Exercise input:

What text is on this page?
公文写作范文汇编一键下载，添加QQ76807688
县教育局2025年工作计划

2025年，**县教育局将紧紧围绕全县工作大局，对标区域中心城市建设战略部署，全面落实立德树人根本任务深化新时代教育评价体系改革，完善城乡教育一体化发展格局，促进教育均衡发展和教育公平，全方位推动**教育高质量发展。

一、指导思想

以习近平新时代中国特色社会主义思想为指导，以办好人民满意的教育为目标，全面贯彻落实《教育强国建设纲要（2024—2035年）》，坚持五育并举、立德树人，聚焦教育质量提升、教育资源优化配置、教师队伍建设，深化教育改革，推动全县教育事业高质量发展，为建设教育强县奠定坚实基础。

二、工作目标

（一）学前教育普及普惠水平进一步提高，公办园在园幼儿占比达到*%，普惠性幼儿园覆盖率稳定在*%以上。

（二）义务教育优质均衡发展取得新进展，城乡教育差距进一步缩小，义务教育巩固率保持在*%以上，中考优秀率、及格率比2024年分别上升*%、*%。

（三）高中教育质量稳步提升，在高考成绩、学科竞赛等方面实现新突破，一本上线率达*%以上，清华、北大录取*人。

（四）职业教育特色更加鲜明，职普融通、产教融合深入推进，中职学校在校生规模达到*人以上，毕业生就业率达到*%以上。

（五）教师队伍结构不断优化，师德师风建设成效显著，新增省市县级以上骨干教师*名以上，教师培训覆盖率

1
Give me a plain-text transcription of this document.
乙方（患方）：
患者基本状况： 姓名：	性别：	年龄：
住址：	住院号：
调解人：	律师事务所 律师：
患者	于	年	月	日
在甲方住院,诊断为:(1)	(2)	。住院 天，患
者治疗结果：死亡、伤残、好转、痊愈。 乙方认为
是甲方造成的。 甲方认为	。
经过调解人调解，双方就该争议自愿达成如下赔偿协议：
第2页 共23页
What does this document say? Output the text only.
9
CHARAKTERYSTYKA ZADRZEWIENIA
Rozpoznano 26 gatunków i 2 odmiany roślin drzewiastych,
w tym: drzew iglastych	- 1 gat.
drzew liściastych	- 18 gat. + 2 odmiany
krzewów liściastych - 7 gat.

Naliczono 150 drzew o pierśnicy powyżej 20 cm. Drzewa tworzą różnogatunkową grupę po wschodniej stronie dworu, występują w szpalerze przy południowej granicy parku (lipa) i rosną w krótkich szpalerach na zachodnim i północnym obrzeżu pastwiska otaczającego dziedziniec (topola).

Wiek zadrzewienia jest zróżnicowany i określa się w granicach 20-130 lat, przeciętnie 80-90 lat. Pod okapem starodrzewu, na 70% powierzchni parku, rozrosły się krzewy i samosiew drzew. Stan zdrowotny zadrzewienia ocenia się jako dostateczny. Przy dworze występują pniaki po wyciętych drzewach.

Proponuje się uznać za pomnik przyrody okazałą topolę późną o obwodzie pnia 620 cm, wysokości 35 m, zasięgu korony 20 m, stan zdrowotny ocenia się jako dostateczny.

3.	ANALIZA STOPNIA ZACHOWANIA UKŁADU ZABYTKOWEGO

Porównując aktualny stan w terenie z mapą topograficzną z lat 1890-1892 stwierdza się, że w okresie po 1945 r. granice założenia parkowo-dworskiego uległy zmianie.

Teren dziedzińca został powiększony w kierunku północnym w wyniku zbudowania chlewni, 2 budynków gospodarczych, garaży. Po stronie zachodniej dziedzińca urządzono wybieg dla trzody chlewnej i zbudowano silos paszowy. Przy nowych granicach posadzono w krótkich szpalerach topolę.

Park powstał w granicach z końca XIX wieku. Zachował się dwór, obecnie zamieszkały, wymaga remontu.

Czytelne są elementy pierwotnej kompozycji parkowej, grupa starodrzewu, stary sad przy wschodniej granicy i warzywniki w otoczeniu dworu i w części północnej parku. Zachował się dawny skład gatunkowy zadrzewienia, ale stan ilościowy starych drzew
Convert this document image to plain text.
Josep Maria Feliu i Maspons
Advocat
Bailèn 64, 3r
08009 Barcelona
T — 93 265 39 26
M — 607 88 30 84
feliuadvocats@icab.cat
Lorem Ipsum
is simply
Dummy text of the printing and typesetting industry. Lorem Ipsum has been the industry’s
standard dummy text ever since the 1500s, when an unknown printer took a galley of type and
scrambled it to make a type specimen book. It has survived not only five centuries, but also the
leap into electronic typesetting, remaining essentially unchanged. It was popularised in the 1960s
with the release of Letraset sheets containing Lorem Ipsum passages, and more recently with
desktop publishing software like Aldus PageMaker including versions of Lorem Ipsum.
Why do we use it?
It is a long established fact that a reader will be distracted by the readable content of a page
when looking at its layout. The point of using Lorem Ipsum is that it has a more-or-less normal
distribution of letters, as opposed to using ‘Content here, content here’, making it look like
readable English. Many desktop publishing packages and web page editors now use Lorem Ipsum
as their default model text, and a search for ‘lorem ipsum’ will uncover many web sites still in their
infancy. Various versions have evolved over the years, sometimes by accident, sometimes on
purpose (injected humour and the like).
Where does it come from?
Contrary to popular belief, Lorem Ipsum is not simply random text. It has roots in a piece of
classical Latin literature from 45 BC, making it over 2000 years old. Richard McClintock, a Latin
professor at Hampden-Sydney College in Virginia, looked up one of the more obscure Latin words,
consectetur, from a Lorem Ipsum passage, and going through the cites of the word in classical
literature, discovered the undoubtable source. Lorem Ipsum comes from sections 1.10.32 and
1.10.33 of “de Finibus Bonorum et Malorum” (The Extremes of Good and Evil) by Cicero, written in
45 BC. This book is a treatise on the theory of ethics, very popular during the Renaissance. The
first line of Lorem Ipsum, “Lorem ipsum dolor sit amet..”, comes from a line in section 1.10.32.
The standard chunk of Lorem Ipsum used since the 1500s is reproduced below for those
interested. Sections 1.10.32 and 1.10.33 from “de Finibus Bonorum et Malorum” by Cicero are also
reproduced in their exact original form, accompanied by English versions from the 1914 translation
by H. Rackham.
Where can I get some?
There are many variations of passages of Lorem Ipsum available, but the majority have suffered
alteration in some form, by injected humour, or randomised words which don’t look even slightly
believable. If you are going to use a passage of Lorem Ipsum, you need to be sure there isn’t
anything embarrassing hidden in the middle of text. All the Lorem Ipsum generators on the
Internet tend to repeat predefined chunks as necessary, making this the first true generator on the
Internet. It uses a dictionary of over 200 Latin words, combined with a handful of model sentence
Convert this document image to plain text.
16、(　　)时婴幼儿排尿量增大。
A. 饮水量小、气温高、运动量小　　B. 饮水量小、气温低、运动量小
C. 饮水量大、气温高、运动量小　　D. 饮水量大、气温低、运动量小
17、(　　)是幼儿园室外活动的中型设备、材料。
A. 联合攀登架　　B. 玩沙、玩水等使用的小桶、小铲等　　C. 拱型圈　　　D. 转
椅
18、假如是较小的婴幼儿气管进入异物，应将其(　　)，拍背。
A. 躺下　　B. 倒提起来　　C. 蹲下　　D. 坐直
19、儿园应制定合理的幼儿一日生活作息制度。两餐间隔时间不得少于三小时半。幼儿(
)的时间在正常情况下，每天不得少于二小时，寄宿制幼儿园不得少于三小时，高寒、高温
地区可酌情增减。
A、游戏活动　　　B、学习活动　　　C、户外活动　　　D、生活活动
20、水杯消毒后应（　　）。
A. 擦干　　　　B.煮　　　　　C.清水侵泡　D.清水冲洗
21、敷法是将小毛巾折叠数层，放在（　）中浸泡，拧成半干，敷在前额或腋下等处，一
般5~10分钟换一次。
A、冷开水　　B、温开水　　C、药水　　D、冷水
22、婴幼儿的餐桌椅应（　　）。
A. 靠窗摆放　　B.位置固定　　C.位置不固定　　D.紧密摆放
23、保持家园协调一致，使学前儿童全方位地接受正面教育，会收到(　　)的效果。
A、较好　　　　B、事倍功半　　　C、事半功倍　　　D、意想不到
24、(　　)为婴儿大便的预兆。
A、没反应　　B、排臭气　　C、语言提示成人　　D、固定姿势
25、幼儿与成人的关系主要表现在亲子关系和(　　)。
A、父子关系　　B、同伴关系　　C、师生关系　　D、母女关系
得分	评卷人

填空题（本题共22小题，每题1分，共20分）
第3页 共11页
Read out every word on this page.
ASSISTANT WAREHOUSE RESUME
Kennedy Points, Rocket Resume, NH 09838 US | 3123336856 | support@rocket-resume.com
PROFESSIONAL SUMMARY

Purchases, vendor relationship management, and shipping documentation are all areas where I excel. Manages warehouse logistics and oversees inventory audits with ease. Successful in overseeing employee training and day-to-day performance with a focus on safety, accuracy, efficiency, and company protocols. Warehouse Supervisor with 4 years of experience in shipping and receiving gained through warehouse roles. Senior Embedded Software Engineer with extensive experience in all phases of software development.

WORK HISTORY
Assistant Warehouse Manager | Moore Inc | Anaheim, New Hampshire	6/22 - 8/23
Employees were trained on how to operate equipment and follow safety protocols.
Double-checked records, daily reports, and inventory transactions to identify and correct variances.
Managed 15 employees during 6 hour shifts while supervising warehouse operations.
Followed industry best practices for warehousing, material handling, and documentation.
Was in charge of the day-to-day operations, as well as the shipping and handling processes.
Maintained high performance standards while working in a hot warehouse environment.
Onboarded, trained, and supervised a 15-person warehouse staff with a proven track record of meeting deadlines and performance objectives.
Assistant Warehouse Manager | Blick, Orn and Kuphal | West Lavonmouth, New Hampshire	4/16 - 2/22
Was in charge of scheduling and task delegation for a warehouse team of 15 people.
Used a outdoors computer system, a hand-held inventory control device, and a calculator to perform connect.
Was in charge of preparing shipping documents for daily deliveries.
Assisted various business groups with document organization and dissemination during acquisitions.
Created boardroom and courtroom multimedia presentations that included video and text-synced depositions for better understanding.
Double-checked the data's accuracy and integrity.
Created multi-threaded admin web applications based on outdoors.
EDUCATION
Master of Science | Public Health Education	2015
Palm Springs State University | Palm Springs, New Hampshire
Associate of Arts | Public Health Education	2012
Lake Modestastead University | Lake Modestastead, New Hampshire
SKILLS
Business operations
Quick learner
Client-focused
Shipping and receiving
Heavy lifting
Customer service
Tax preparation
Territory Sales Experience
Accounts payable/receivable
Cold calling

Required task: Extract all lines that hold the word "with".

Response to this exercise:
with the release of Letraset sheets containing Lorem Ipsum passages, and more recently with
Internet. It uses a dictionary of over 200 Latin words, combined with a handful of model sentence
Purchases, vendor relationship management, and shipping documentation are all areas where I excel. Manages warehouse logistics and oversees inventory audits with ease. Successful in overseeing employee training and day-to-day performance with a focus on safety, accuracy, efficiency, and company protocols. Warehouse Supervisor with 4 years of experience in shipping and receiving gained through warehouse roles. Senior Embedded Software Engineer with extensive experience in all phases of software development.
Onboarded, trained, and supervised a 15-person warehouse staff with a proven track record of meeting deadlines and performance objectives.
Assisted various business groups with document organization and dissemination during acquisitions.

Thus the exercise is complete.